-------- DATA LISTING --------
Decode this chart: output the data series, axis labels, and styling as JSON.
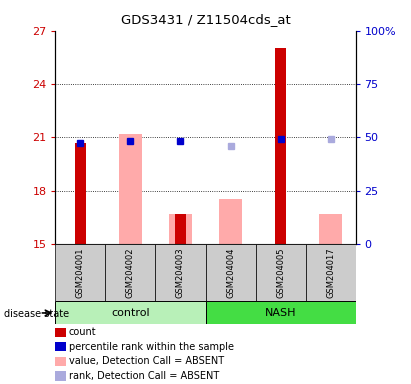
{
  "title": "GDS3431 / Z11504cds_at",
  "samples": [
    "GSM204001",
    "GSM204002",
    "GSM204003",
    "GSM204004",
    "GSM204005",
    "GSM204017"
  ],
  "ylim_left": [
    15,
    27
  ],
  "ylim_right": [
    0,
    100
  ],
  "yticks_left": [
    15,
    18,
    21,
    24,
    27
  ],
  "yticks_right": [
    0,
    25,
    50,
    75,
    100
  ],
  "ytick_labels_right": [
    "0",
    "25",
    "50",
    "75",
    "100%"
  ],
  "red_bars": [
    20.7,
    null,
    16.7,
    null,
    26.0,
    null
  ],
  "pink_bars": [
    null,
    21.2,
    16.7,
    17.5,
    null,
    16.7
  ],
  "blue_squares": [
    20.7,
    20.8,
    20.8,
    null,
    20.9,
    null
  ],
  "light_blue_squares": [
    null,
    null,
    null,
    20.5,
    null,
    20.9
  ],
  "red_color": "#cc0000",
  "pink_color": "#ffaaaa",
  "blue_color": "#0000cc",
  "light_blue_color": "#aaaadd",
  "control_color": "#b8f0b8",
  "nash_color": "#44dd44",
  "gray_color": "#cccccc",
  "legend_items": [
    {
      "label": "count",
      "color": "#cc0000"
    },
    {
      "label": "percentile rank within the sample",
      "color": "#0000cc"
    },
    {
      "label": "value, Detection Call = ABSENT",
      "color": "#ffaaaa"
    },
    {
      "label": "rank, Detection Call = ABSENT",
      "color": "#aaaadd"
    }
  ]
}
--------
## EXERCISE DIRECTIONS
Pictures in the records above are not copied; print everything else exactly.

## EXERCISE RESULT
Decode this chart: output the data series, axis labels, and styling as JSON.
{
  "title": "GDS3431 / Z11504cds_at",
  "samples": [
    "GSM204001",
    "GSM204002",
    "GSM204003",
    "GSM204004",
    "GSM204005",
    "GSM204017"
  ],
  "ylim_left": [
    15,
    27
  ],
  "ylim_right": [
    0,
    100
  ],
  "yticks_left": [
    15,
    18,
    21,
    24,
    27
  ],
  "yticks_right": [
    0,
    25,
    50,
    75,
    100
  ],
  "ytick_labels_right": [
    "0",
    "25",
    "50",
    "75",
    "100%"
  ],
  "red_bars": [
    20.7,
    null,
    16.7,
    null,
    26.0,
    null
  ],
  "pink_bars": [
    null,
    21.2,
    16.7,
    17.5,
    null,
    16.7
  ],
  "blue_squares": [
    20.7,
    20.8,
    20.8,
    null,
    20.9,
    null
  ],
  "light_blue_squares": [
    null,
    null,
    null,
    20.5,
    null,
    20.9
  ],
  "red_color": "#cc0000",
  "pink_color": "#ffaaaa",
  "blue_color": "#0000cc",
  "light_blue_color": "#aaaadd",
  "control_color": "#b8f0b8",
  "nash_color": "#44dd44",
  "gray_color": "#cccccc",
  "legend_items": [
    {
      "label": "count",
      "color": "#cc0000"
    },
    {
      "label": "percentile rank within the sample",
      "color": "#0000cc"
    },
    {
      "label": "value, Detection Call = ABSENT",
      "color": "#ffaaaa"
    },
    {
      "label": "rank, Detection Call = ABSENT",
      "color": "#aaaadd"
    }
  ]
}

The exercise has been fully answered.